◆ **The task**:
Check each line of the records below for the word "乙方在试用期内" and copy those where it appears.

Records from a dataset:
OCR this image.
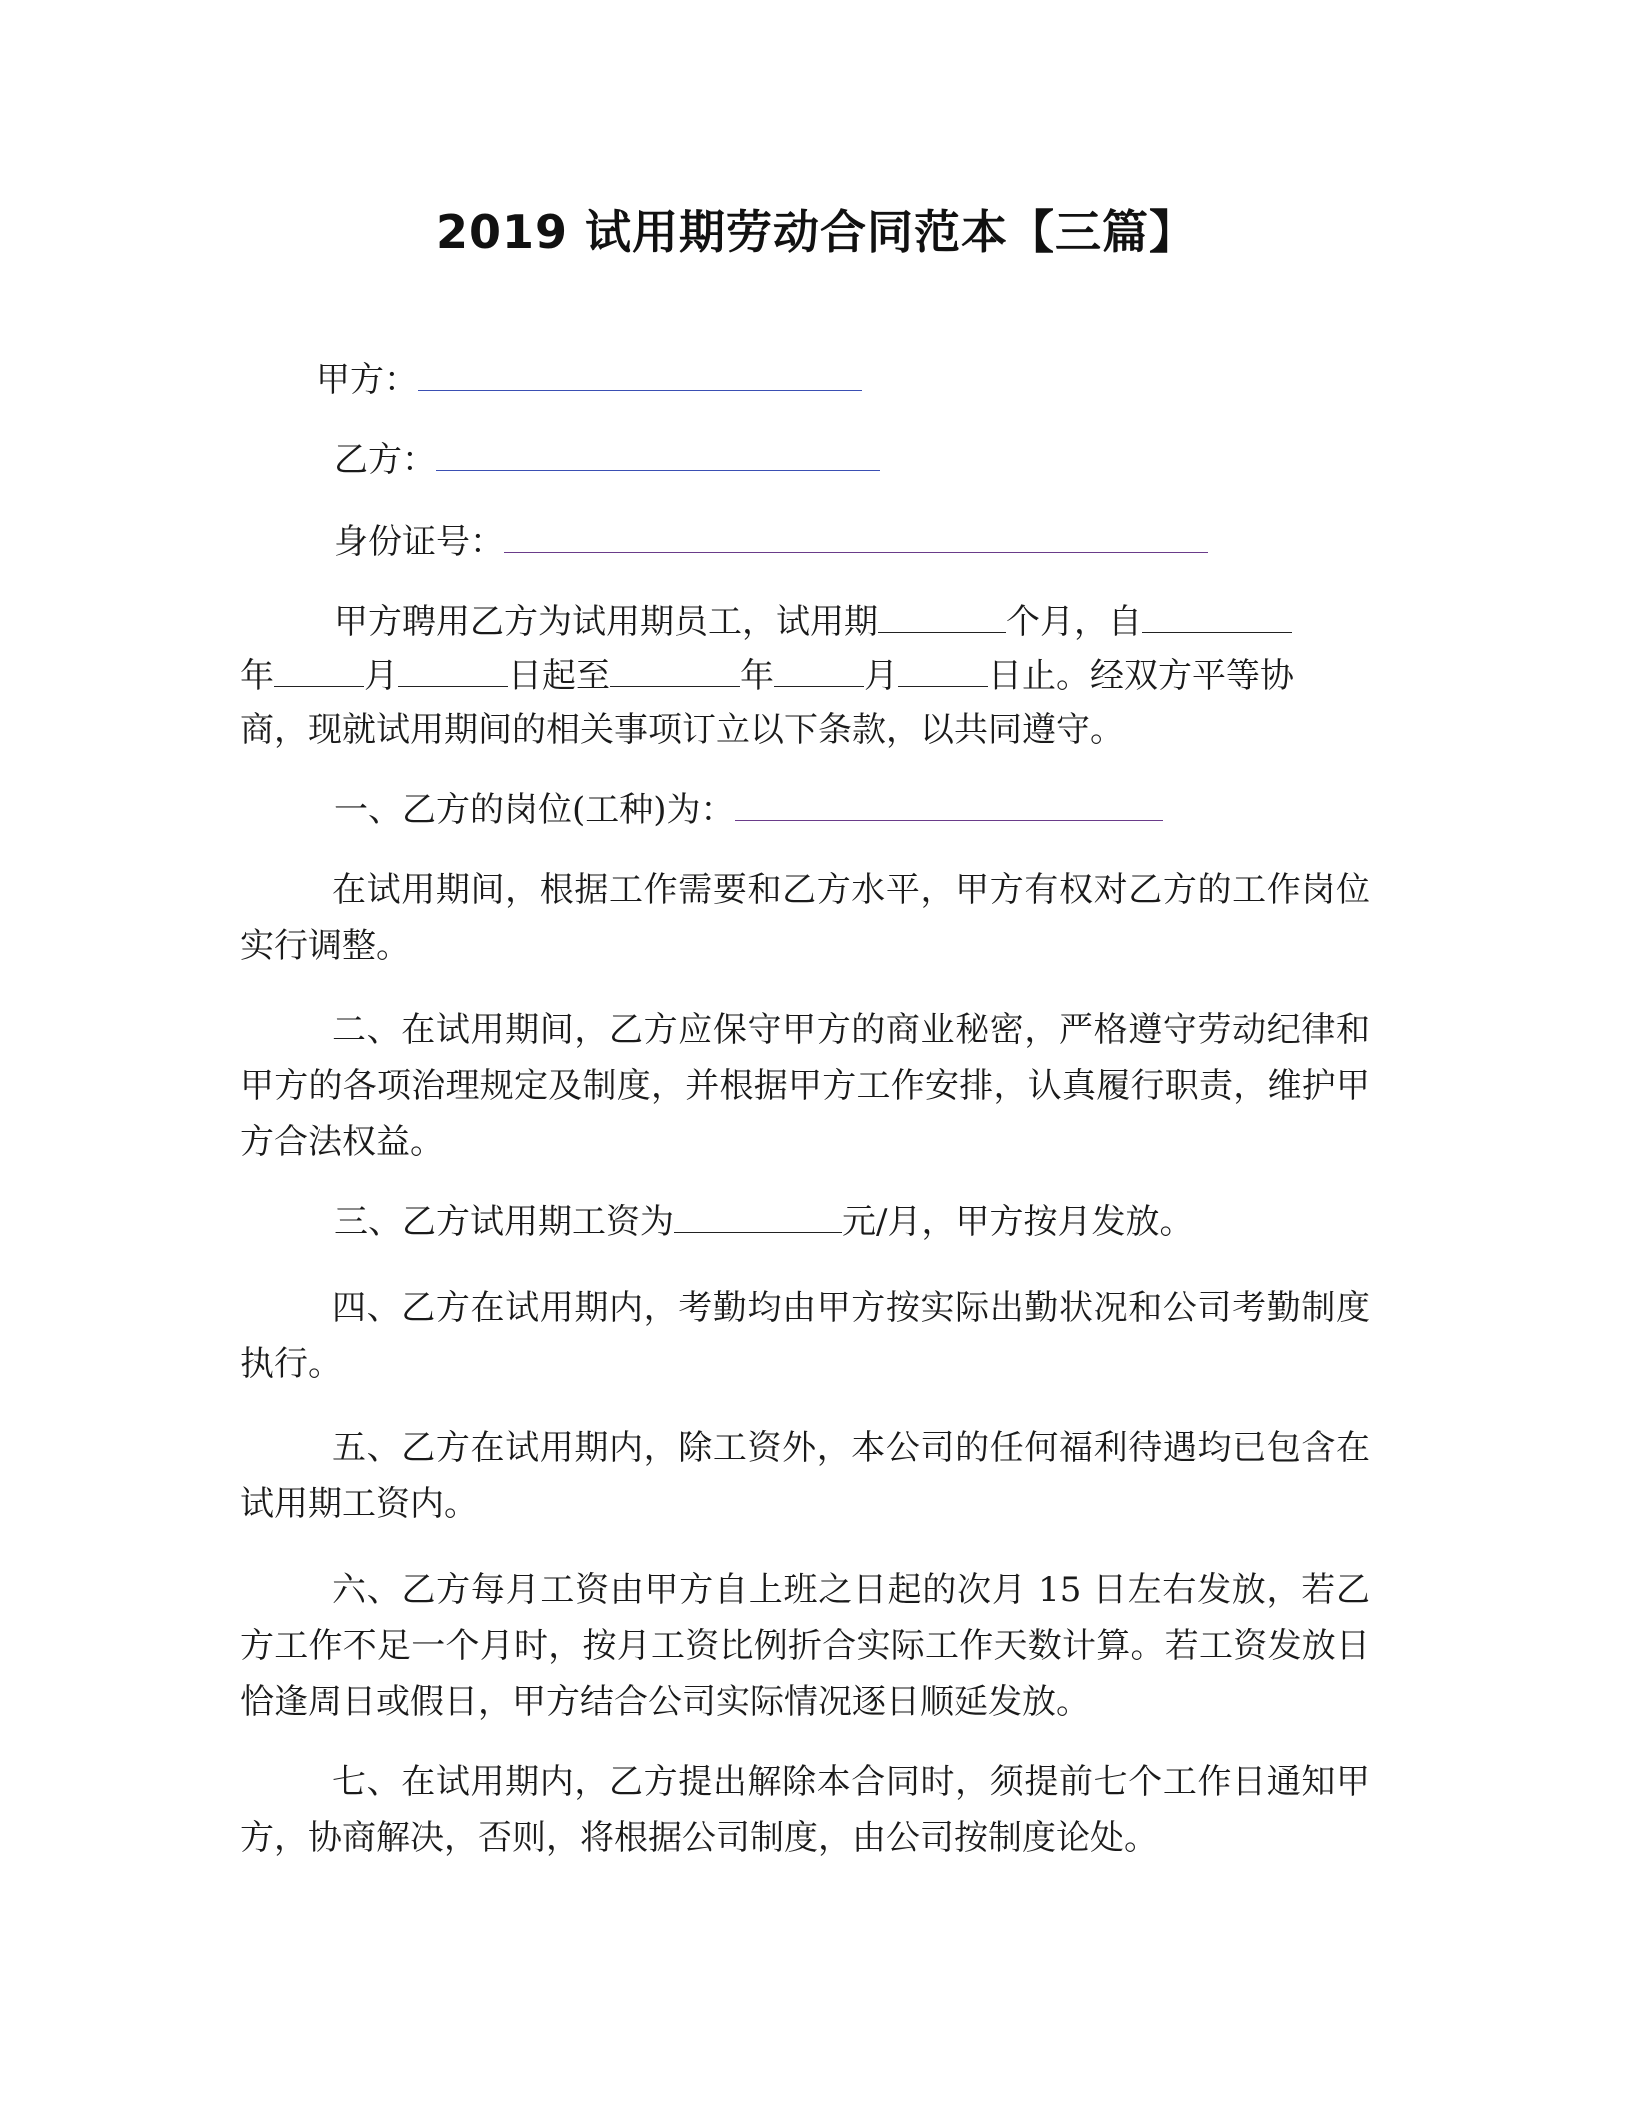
2019 试用期劳动合同范本【三篇】
甲方：
乙方：
身份证号：
甲方聘用乙方为试用期员工，试用期	个月，自
年	月	日起至	年	月	日止。经双方平等协
商，现就试用期间的相关事项订立以下条款，以共同遵守。
一、乙方的岗位(工种)为：
在试用期间，根据工作需要和乙方水平，甲方有权对乙方的工作岗位实行调整。
二、在试用期间，乙方应保守甲方的商业秘密，严格遵守劳动纪律和甲方的各项治理规定及制度，并根据甲方工作安排，认真履行职责，维护甲方合法权益。
三、乙方试用期工资为	元/月，甲方按月发放。
四、乙方在试用期内，考勤均由甲方按实际出勤状况和公司考勤制度执行。
五、乙方在试用期内，除工资外，本公司的任何福利待遇均已包含在试用期工资内。
六、乙方每月工资由甲方自上班之日起的次月 15 日左右发放，若乙方工作不足一个月时，按月工资比例折合实际工作天数计算。若工资发放日恰逢周日或假日，甲方结合公司实际情况逐日顺延发放。
七、在试用期内，乙方提出解除本合同时，须提前七个工作日通知甲方，协商解决，否则，将根据公司制度，由公司按制度论处。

◆ **Task answer**:
四、乙方在试用期内，考勤均由甲方按实际出勤状况和公司考勤制度执行。
五、乙方在试用期内，除工资外，本公司的任何福利待遇均已包含在试用期工资内。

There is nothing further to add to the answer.